> EXERCISE REQUIREMENTS:
Count each line below that has "Краснодарский" anywhere in it. Answer with the total alone.

> DATA LISTING:
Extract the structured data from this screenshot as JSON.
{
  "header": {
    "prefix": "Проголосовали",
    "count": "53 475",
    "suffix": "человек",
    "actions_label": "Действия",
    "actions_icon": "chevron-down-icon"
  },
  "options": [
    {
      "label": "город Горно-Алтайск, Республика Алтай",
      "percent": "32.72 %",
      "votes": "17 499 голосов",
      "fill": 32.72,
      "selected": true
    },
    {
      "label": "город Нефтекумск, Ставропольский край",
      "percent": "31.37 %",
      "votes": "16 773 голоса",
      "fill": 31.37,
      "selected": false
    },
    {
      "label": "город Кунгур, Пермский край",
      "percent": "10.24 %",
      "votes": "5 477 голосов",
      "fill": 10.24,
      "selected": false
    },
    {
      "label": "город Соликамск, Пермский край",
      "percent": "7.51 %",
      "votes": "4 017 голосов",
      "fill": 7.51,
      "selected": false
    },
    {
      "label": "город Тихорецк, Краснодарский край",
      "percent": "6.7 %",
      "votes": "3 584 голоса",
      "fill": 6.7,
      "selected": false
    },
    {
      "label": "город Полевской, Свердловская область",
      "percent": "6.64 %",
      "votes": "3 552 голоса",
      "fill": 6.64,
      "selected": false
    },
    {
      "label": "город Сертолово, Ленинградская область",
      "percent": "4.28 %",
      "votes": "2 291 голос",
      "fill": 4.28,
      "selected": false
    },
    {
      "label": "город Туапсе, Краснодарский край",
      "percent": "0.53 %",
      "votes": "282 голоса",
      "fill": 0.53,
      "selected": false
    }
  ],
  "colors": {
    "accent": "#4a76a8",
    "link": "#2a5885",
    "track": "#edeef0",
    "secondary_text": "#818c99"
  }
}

> EXERCISE OUTPUT:
2